Look through the entries below and count the lines with the word "accent" in them; give only the number.

# INPUT MATERIAL:
§

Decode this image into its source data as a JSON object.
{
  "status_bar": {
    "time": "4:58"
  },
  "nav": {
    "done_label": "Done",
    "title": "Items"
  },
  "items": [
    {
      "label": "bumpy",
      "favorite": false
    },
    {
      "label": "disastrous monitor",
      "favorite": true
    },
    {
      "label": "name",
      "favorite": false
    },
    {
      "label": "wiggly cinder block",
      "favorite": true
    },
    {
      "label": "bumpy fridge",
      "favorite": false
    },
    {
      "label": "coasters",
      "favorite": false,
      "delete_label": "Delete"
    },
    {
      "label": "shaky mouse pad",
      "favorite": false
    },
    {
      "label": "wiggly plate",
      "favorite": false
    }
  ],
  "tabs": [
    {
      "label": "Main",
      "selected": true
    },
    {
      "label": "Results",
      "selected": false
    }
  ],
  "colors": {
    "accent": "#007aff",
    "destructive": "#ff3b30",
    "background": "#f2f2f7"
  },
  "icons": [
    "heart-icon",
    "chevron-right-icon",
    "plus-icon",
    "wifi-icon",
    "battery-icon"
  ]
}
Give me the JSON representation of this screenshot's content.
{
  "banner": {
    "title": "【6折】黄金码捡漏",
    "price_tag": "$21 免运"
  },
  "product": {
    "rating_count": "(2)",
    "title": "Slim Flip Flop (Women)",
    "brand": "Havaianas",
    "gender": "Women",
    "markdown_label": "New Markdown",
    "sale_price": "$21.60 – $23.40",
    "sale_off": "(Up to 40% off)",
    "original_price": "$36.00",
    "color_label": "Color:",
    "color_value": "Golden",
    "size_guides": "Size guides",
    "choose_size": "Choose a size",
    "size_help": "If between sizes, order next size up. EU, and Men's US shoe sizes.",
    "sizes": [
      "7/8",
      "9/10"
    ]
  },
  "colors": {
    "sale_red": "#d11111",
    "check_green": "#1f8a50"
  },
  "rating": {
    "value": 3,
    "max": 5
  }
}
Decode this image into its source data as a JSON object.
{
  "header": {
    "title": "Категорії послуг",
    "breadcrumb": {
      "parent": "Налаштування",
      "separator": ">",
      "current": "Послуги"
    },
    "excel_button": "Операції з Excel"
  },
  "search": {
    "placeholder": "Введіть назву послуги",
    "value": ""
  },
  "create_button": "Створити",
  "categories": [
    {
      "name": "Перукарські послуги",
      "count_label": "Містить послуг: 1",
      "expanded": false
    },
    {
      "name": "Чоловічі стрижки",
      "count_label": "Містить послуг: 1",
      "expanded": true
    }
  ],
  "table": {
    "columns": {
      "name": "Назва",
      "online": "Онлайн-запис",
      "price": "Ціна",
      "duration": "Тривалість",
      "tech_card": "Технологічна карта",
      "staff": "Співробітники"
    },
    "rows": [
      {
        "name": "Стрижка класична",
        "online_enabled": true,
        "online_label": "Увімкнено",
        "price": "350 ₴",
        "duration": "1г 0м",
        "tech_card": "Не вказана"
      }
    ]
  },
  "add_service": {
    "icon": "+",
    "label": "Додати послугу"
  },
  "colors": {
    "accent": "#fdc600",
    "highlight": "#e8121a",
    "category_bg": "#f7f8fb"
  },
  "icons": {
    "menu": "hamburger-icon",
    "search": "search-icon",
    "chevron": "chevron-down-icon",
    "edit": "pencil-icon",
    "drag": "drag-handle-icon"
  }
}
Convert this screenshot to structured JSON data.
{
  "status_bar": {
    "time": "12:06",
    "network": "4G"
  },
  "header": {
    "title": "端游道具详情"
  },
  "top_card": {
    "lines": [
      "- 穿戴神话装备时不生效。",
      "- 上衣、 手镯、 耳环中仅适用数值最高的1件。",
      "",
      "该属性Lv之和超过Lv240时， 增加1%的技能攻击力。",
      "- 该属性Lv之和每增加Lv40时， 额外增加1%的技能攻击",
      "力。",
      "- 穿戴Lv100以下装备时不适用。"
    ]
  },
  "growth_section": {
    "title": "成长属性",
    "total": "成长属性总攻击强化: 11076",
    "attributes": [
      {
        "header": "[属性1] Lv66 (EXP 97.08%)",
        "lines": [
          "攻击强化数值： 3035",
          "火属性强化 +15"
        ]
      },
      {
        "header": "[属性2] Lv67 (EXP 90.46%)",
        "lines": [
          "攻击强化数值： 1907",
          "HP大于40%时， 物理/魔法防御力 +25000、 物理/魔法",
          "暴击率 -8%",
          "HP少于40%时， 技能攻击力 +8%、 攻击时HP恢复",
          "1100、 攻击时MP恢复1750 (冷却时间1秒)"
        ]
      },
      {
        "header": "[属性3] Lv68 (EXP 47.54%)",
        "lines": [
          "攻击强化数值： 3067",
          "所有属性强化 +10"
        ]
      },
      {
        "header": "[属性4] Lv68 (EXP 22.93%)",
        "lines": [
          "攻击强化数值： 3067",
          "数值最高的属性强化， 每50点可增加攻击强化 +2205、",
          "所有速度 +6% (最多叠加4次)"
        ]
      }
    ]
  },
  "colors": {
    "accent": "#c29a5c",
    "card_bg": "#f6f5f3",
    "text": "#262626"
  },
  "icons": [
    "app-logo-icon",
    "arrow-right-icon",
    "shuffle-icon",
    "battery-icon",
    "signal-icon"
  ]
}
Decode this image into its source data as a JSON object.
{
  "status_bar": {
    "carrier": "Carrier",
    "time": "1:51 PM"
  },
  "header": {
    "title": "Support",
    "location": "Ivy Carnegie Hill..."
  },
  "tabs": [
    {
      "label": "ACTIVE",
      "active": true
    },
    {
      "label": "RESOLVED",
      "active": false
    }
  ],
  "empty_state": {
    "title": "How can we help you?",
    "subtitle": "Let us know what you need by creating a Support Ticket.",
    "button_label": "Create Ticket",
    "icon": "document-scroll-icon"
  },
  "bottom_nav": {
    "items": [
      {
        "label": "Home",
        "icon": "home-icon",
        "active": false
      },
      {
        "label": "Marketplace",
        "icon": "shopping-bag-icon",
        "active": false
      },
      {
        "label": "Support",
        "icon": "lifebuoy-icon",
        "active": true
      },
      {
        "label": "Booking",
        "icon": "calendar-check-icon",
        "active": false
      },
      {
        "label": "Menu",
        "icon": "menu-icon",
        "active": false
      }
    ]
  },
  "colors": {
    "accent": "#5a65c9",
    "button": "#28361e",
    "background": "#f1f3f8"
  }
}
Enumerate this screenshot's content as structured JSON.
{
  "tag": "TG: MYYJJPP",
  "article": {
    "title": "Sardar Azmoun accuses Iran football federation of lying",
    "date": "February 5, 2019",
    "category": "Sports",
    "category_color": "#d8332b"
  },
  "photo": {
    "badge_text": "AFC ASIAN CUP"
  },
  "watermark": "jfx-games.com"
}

§

# ANSWER:
4